◆ **SOURCE MATERIAL**:
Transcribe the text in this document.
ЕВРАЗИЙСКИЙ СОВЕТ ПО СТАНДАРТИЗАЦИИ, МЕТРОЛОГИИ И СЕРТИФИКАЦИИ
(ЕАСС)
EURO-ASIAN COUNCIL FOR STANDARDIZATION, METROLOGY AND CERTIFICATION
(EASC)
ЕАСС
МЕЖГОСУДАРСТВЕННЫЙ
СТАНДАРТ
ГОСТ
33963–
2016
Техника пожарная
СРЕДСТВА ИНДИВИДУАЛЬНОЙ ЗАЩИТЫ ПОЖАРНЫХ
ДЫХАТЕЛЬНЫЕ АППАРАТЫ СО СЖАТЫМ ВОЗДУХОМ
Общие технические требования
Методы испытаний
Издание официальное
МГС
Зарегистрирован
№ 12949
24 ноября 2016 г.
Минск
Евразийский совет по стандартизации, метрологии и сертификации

◆ **TASK DETAILS**:
Reproduce the whole listing word for word.

◆ **THE RESULT**:
Transcribe the text in this document.
ЕВРАЗИЙСКИЙ СОВЕТ ПО СТАНДАРТИЗАЦИИ, МЕТРОЛОГИИ И СЕРТИФИКАЦИИ
(ЕАСС)
EURO-ASIAN COUNCIL FOR STANDARDIZATION, METROLOGY AND CERTIFICATION
(EASC)
ЕАСС
МЕЖГОСУДАРСТВЕННЫЙ
СТАНДАРТ
ГОСТ
33963–
2016
Техника пожарная
СРЕДСТВА ИНДИВИДУАЛЬНОЙ ЗАЩИТЫ ПОЖАРНЫХ
ДЫХАТЕЛЬНЫЕ АППАРАТЫ СО СЖАТЫМ ВОЗДУХОМ
Общие технические требования
Методы испытаний
Издание официальное
МГС
Зарегистрирован
№ 12949
24 ноября 2016 г.
Минск
Евразийский совет по стандартизации, метрологии и сертификации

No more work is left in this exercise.